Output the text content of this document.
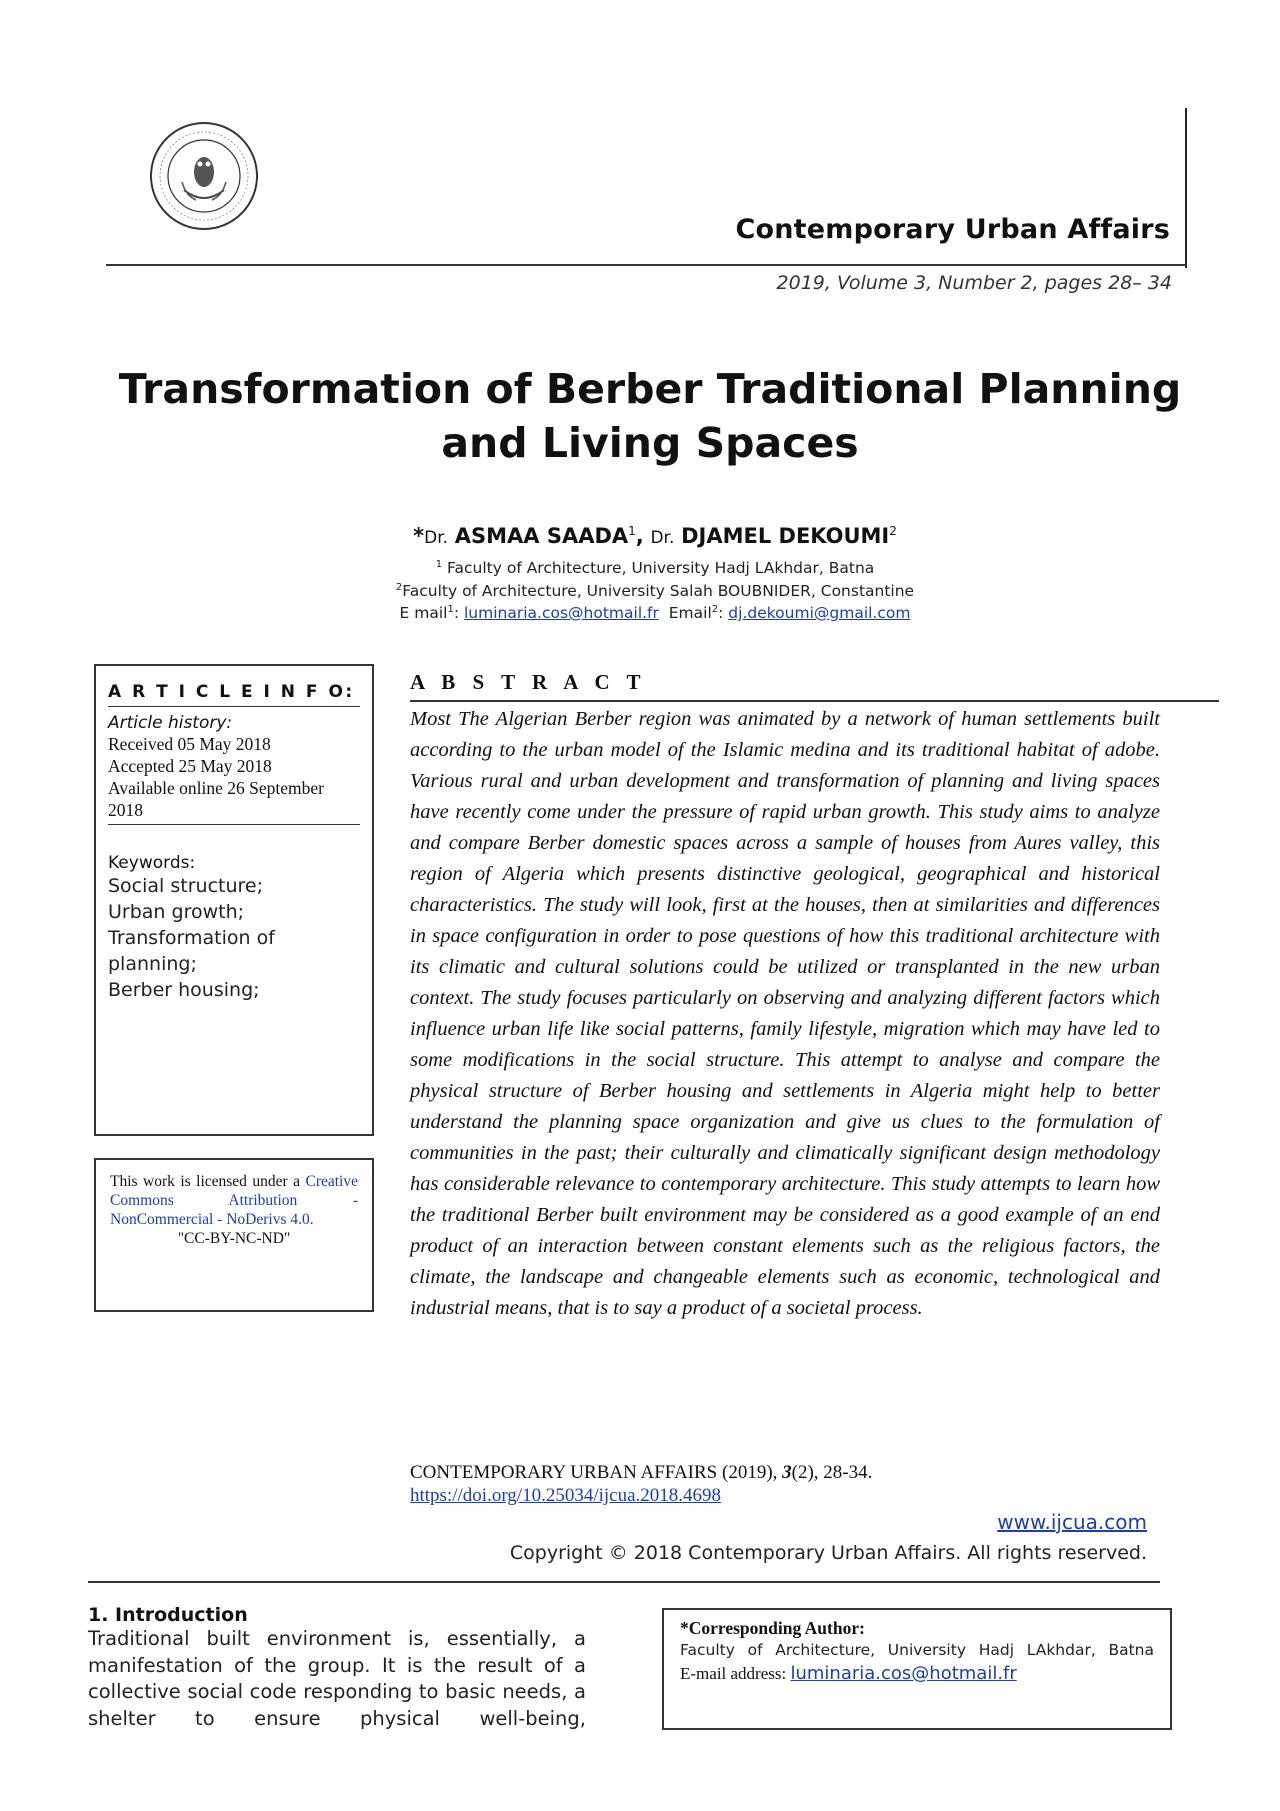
Contemporary Urban Affairs
2019, Volume 3, Number 2, pages 28– 34
Transformation of Berber Traditional Planning and Living Spaces
*Dr. ASMAA SAADA$^1$, Dr. DJAMEL DEKOUMI$^2$
$^1$ Faculty of Architecture, University Hadj LAkhdar, Batna
$^2$Faculty of Architecture, University Salah BOUBNIDER, Constantine
E mail$^1$: luminaria.cos@hotmail.fr Email$^2$: dj.dekoumi@gmail.com
A R T I C L E I N F O:
Article history:
Received 05 May 2018
Accepted 25 May 2018
Available online 26 September 2018
Keywords:
Social structure;
Urban growth;
Transformation of planning;
Berber housing;
This work is licensed under a Creative Commons Attribution - NonCommercial - NoDerivs 4.0.
"CC-BY-NC-ND"
A B S T R A C T
Most The Algerian Berber region was animated by a network of human settlements built according to the urban model of the Islamic medina and its traditional habitat of adobe. Various rural and urban development and transformation of planning and living spaces have recently come under the pressure of rapid urban growth. This study aims to analyze and compare Berber domestic spaces across a sample of houses from Aures valley, this region of Algeria which presents distinctive geological, geographical and historical characteristics. The study will look, first at the houses, then at similarities and differences in space configuration in order to pose questions of how this traditional architecture with its climatic and cultural solutions could be utilized or transplanted in the new urban context. The study focuses particularly on observing and analyzing different factors which influence urban life like social patterns, family lifestyle, migration which may have led to some modifications in the social structure. This attempt to analyse and compare the physical structure of Berber housing and settlements in Algeria might help to better understand the planning space organization and give us clues to the formulation of communities in the past; their culturally and climatically significant design methodology has considerable relevance to contemporary architecture. This study attempts to learn how the traditional Berber built environment may be considered as a good example of an end product of an interaction between constant elements such as the religious factors, the climate, the landscape and changeable elements such as economic, technological and industrial means, that is to say a product of a societal process.
CONTEMPORARY URBAN AFFAIRS (2019), 3(2), 28-34.
https://doi.org/10.25034/ijcua.2018.4698
www.ijcua.com
Copyright © 2018 Contemporary Urban Affairs. All rights reserved.
1. Introduction
Traditional built environment is, essentially, a manifestation of the group. It is the result of a collective social code responding to basic needs, a shelter to ensure physical well-being,
*Corresponding Author:
Faculty of Architecture, University Hadj LAkhdar, Batna
E-mail address: luminaria.cos@hotmail.fr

■ ■ ■ ■

Aim
Write out every line of the data that holds the word "LAkhdar".

Final answer
$^1$ Faculty of Architecture, University Hadj LAkhdar, Batna
Faculty of Architecture, University Hadj LAkhdar, Batna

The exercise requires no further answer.